* Data rows

-----

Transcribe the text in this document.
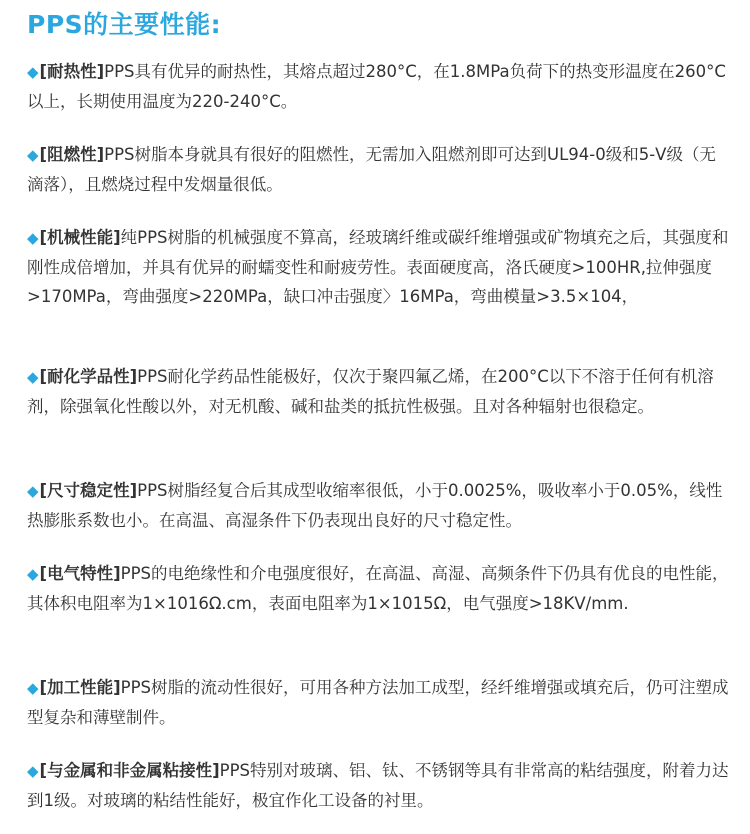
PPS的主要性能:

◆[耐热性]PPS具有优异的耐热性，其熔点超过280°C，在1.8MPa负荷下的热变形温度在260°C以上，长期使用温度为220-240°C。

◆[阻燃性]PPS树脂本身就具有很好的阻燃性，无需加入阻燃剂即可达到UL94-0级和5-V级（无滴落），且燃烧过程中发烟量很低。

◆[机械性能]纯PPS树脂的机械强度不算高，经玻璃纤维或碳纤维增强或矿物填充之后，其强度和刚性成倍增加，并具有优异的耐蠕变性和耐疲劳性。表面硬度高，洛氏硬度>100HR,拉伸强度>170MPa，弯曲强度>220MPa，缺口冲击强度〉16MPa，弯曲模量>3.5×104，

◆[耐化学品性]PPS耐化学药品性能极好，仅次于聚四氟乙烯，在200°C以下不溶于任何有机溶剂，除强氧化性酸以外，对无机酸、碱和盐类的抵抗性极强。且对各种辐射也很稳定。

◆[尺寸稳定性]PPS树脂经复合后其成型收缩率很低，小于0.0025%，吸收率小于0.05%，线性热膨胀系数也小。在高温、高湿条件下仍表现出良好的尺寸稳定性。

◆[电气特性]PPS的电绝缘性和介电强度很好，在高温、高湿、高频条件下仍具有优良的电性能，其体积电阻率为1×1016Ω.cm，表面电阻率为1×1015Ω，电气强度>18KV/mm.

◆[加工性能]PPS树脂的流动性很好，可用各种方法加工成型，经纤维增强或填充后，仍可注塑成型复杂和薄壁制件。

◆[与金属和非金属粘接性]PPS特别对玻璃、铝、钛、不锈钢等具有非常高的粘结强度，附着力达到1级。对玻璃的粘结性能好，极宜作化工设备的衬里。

-----

* What is needed
Without the pictures, output the full listing exactly as it stands.

* Written answer
Transcribe the text in this document.
PPS的主要性能:

◆[耐热性]PPS具有优异的耐热性，其熔点超过280°C，在1.8MPa负荷下的热变形温度在260°C以上，长期使用温度为220-240°C。

◆[阻燃性]PPS树脂本身就具有很好的阻燃性，无需加入阻燃剂即可达到UL94-0级和5-V级（无滴落），且燃烧过程中发烟量很低。

◆[机械性能]纯PPS树脂的机械强度不算高，经玻璃纤维或碳纤维增强或矿物填充之后，其强度和刚性成倍增加，并具有优异的耐蠕变性和耐疲劳性。表面硬度高，洛氏硬度>100HR,拉伸强度>170MPa，弯曲强度>220MPa，缺口冲击强度〉16MPa，弯曲模量>3.5×104，

◆[耐化学品性]PPS耐化学药品性能极好，仅次于聚四氟乙烯，在200°C以下不溶于任何有机溶剂，除强氧化性酸以外，对无机酸、碱和盐类的抵抗性极强。且对各种辐射也很稳定。

◆[尺寸稳定性]PPS树脂经复合后其成型收缩率很低，小于0.0025%，吸收率小于0.05%，线性热膨胀系数也小。在高温、高湿条件下仍表现出良好的尺寸稳定性。

◆[电气特性]PPS的电绝缘性和介电强度很好，在高温、高湿、高频条件下仍具有优良的电性能，其体积电阻率为1×1016Ω.cm，表面电阻率为1×1015Ω，电气强度>18KV/mm.

◆[加工性能]PPS树脂的流动性很好，可用各种方法加工成型，经纤维增强或填充后，仍可注塑成型复杂和薄壁制件。

◆[与金属和非金属粘接性]PPS特别对玻璃、铝、钛、不锈钢等具有非常高的粘结强度，附着力达到1级。对玻璃的粘结性能好，极宜作化工设备的衬里。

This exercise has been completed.